### [REQUIREMENT]
Pull each line holding the word "Galapagar" from the data.
* BEGIN EXCERPTED DATA *
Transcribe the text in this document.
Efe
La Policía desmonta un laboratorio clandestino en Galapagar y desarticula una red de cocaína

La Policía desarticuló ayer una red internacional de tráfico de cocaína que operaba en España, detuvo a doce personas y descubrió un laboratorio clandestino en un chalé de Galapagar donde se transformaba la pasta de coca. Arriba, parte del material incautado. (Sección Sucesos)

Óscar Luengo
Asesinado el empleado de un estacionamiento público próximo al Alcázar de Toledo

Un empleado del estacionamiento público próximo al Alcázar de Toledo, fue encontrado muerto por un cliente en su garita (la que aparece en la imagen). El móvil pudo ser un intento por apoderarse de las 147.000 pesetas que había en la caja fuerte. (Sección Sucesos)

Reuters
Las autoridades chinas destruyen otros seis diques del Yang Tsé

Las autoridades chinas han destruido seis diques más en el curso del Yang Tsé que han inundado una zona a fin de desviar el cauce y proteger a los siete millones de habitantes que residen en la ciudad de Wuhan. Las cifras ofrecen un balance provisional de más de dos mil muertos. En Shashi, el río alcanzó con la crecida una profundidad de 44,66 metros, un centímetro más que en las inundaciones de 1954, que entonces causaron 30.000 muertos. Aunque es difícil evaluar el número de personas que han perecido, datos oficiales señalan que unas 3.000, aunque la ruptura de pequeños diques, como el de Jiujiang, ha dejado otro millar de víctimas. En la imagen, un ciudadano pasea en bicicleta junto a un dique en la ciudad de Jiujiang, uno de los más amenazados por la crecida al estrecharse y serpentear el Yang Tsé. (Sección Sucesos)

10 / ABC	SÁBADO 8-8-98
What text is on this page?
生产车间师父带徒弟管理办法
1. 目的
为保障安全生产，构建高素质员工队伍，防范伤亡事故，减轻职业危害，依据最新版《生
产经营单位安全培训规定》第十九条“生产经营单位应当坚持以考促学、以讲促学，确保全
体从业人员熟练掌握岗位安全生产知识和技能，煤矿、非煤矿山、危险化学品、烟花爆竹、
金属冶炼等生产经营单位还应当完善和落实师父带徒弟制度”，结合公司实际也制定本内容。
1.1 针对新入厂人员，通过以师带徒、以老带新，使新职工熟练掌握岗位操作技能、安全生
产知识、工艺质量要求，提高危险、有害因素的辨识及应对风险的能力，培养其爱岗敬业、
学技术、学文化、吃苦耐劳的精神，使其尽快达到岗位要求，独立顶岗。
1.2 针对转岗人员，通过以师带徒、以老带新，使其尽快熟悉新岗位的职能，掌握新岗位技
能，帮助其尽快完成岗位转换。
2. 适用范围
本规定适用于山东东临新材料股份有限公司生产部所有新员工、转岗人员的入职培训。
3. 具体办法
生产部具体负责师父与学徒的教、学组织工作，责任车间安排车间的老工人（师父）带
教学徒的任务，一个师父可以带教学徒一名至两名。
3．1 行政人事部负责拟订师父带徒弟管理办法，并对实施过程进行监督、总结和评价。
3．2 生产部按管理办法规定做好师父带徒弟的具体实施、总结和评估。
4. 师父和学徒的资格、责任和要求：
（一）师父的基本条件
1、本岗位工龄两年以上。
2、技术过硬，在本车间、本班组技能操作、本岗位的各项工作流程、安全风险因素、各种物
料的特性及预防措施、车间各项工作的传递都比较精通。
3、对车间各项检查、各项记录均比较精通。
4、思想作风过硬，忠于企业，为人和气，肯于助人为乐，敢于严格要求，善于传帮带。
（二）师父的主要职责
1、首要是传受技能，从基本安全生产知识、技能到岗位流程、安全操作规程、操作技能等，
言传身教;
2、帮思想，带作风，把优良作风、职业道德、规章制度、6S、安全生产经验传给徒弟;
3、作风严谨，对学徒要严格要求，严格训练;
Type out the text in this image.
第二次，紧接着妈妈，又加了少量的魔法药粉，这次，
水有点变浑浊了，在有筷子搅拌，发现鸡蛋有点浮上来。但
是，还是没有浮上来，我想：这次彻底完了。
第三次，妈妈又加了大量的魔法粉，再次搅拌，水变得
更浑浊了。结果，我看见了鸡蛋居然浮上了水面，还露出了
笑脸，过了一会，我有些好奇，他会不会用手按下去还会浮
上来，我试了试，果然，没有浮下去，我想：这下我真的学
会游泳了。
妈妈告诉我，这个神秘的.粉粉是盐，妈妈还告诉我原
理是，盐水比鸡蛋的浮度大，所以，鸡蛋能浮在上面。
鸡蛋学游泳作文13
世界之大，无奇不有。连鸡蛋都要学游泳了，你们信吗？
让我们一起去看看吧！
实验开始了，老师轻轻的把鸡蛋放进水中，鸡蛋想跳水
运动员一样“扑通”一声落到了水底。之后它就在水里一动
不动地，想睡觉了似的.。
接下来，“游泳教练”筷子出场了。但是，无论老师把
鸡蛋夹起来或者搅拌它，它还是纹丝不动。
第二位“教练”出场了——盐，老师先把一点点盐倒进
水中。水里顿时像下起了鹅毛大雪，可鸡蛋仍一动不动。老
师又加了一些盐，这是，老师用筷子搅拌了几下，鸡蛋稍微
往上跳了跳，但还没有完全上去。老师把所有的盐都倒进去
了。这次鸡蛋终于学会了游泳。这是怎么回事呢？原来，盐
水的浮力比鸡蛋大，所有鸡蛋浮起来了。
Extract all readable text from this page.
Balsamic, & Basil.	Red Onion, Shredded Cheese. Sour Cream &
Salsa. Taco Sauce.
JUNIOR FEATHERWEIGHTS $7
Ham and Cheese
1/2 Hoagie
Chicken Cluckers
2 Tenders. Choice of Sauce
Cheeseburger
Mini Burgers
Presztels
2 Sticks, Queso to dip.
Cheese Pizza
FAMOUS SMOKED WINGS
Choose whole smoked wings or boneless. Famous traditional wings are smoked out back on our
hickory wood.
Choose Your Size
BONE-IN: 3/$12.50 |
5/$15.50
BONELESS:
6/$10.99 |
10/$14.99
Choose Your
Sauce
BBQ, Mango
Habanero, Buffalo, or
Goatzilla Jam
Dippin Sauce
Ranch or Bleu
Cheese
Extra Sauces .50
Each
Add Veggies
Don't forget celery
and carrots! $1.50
* END EXCERPTED DATA *
### [RESPONSE TO THIS TASK]
La Policía desmonta un laboratorio clandestino en Galapagar y desarticula una red de cocaína
La Policía desarticuló ayer una red internacional de tráfico de cocaína que operaba en España, detuvo a doce personas y descubrió un laboratorio clandestino en un chalé de Galapagar donde se transformaba la pasta de coca. Arriba, parte del material incautado. (Sección Sucesos)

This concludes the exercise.